Stored records:
[BEGIN]

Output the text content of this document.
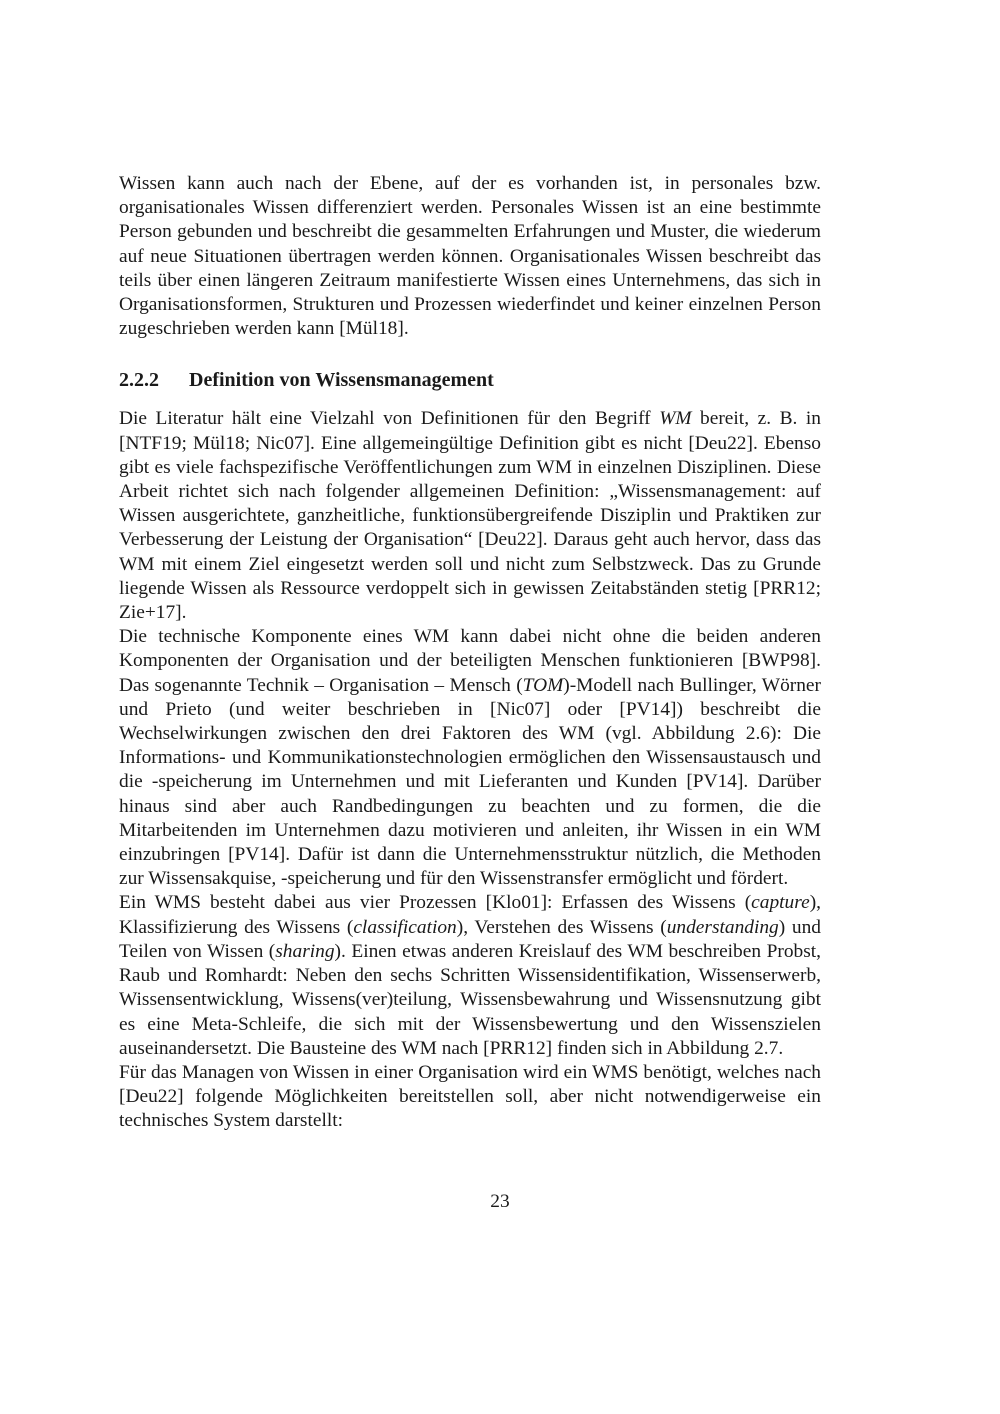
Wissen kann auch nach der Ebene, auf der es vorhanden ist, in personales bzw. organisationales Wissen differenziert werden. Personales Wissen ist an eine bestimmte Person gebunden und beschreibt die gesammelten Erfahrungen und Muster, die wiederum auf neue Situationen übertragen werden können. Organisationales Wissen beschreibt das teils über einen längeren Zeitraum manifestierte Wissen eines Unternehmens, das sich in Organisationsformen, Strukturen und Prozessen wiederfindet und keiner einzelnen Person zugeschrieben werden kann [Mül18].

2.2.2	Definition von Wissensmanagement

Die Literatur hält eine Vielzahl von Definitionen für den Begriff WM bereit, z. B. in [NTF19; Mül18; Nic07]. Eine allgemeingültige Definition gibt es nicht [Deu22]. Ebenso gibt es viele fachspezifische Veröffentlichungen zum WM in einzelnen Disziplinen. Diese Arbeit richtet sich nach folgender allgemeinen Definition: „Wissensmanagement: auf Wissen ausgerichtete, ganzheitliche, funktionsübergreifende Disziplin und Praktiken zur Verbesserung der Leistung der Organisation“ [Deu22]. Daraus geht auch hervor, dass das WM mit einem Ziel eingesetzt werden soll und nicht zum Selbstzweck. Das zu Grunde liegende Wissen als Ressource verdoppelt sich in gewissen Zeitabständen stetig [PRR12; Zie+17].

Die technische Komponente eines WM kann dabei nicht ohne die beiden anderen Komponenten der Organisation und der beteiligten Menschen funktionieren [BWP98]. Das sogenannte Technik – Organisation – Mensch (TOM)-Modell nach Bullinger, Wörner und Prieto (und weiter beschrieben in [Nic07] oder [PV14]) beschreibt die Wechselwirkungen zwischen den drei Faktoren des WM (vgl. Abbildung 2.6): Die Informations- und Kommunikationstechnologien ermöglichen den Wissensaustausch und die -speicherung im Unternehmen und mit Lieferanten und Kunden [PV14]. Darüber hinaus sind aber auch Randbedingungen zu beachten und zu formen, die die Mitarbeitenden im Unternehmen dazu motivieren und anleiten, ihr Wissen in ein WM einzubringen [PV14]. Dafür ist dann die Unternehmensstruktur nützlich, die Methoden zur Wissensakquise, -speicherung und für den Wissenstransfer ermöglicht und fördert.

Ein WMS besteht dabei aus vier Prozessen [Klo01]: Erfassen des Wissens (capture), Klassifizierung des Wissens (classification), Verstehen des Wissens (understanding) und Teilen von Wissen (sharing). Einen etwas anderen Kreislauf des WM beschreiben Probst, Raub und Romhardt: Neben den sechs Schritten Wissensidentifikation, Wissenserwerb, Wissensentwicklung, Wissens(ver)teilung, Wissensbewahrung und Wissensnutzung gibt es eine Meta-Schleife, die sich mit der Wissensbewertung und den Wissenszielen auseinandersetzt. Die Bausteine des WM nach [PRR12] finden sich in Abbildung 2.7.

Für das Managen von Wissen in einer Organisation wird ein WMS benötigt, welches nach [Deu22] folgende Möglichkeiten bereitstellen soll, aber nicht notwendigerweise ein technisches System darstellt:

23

[END]
[BEGIN]

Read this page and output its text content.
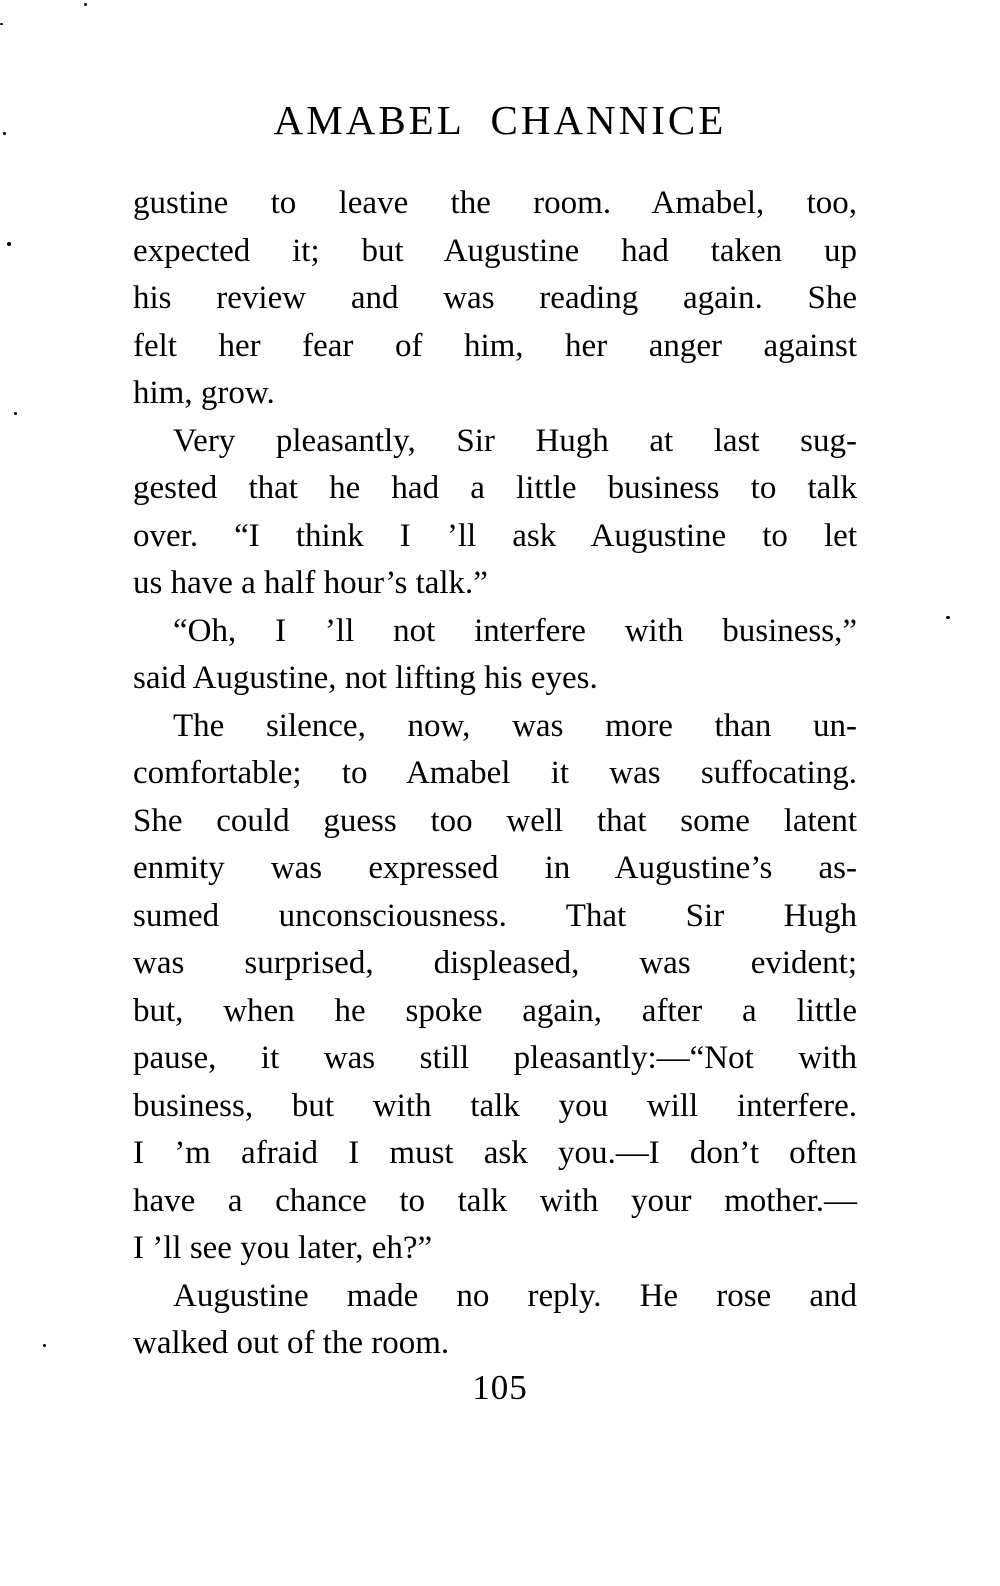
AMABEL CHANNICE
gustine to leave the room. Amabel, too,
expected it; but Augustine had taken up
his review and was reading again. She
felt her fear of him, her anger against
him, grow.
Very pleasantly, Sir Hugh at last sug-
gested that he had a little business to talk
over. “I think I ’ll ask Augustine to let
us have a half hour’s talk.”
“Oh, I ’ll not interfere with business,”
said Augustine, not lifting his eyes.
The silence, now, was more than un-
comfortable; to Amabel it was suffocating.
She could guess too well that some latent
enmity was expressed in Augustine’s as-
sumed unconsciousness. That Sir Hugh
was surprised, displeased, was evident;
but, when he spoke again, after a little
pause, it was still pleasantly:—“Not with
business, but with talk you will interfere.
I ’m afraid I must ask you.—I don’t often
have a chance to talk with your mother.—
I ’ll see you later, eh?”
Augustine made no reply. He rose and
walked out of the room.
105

[END]

EXERCISE BRIEF: Find and copy each line above that includes the string "interfere".

REPLY:
“Oh, I ’ll not interfere with business,”
business, but with talk you will interfere.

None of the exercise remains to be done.